» **RECORDS FOR THE EXERCISE**
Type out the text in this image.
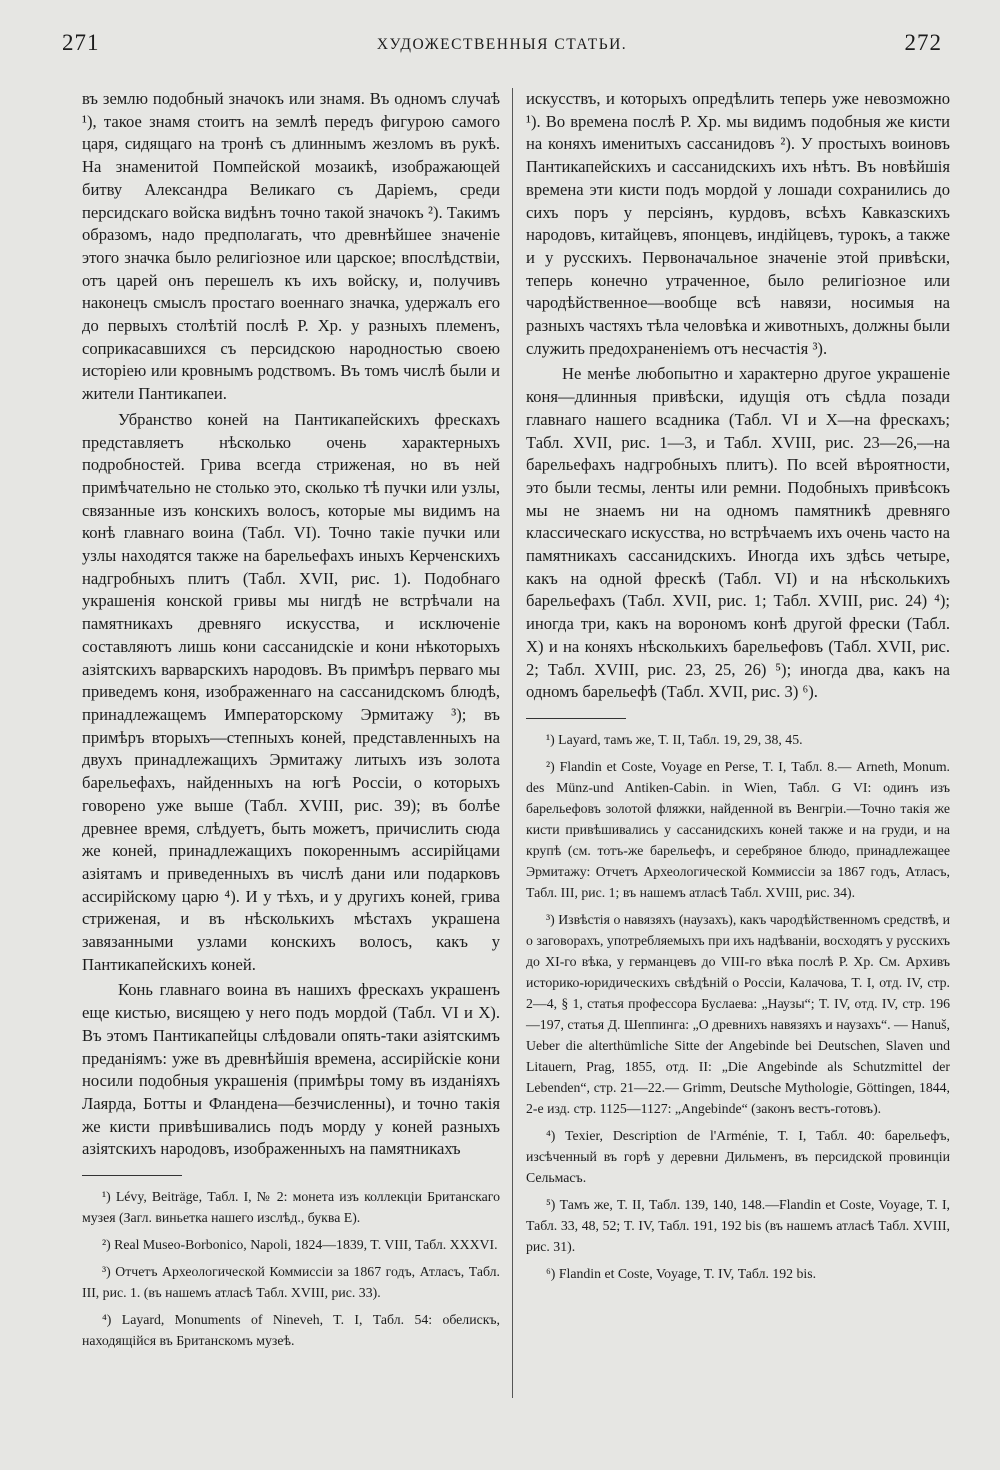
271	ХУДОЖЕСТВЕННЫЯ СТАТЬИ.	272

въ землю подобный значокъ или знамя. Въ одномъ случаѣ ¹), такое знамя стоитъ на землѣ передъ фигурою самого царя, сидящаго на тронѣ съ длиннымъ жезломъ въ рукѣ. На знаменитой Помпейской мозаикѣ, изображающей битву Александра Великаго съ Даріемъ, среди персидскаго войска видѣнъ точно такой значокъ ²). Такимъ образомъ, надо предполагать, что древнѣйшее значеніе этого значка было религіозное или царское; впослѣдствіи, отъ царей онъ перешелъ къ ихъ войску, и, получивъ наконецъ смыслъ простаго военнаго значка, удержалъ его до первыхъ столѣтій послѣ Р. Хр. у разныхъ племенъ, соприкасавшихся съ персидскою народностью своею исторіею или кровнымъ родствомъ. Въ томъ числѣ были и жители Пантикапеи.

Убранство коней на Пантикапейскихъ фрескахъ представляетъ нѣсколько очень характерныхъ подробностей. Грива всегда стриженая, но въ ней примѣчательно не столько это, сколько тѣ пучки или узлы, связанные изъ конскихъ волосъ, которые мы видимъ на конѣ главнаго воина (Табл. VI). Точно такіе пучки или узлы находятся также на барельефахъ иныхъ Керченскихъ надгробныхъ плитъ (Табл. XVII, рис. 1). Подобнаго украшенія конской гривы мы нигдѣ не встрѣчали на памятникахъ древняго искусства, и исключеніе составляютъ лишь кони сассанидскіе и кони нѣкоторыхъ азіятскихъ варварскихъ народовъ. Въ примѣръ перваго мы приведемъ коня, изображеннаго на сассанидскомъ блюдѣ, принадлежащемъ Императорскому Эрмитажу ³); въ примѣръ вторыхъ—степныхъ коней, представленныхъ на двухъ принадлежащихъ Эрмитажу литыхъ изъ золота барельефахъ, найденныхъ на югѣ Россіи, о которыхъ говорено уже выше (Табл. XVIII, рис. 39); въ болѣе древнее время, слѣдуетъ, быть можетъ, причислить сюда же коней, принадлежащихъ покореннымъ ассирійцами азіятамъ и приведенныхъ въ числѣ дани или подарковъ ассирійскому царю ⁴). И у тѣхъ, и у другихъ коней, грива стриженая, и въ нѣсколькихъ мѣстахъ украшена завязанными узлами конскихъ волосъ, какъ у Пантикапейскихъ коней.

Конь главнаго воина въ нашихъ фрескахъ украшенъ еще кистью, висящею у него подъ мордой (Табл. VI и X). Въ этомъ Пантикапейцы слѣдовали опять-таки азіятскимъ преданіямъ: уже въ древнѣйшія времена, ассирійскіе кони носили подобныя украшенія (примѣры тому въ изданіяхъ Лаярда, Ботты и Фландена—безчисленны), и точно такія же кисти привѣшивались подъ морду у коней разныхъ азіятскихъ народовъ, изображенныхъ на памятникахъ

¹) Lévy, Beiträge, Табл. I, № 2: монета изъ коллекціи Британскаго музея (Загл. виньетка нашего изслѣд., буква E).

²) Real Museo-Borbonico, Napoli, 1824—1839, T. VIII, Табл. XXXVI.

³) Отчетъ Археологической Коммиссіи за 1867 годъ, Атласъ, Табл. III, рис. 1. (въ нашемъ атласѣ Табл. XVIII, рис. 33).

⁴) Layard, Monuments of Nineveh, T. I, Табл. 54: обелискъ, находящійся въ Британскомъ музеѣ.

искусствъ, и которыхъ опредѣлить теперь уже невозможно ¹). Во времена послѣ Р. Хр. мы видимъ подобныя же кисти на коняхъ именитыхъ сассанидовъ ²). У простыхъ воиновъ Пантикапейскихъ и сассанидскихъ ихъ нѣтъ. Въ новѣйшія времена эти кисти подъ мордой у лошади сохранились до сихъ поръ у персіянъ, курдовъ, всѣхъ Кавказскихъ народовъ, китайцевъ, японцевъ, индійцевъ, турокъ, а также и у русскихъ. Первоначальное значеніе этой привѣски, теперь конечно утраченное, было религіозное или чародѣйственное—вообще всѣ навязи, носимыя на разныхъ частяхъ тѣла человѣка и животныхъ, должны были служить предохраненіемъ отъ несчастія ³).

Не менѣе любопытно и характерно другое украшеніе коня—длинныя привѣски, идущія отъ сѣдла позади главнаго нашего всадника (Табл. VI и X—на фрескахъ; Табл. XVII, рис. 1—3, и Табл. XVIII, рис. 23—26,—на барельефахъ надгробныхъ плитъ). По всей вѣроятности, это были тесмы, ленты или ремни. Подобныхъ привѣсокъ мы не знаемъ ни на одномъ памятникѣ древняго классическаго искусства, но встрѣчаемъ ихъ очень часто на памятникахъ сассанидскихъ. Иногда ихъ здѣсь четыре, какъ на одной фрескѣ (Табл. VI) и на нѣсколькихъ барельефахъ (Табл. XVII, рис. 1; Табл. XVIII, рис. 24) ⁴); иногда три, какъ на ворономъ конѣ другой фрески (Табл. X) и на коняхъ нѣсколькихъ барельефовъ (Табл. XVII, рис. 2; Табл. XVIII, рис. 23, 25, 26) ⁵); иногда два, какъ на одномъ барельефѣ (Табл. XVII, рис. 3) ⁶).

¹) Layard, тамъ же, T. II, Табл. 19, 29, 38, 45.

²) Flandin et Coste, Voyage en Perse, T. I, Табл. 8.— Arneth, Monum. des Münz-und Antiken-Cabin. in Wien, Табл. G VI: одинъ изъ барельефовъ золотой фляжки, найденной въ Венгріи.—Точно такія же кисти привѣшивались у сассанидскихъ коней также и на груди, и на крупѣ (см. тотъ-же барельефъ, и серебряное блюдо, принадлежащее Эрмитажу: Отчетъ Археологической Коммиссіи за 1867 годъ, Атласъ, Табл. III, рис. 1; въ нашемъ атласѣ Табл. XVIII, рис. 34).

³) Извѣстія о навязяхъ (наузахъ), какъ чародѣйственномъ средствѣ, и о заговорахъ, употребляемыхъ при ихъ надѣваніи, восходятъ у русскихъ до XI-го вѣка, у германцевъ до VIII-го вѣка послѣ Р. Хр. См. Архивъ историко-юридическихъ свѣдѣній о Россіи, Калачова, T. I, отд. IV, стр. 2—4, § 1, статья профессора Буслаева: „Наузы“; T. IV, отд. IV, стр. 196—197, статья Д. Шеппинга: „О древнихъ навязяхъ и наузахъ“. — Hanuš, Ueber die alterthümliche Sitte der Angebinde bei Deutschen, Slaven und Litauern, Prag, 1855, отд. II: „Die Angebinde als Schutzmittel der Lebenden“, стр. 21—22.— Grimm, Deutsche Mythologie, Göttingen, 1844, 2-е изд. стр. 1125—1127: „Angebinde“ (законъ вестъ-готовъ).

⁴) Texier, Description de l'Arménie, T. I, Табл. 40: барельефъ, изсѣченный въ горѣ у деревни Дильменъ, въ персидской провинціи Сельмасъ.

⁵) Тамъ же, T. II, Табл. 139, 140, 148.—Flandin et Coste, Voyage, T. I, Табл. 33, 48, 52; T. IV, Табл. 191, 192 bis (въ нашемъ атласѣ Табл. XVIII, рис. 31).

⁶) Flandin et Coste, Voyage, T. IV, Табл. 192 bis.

» **AIM OF THE TASK**
Go through the listing above and work out how many lines contain the string "Layard". Reply with the number alone.

» **FINISHED TASK**
2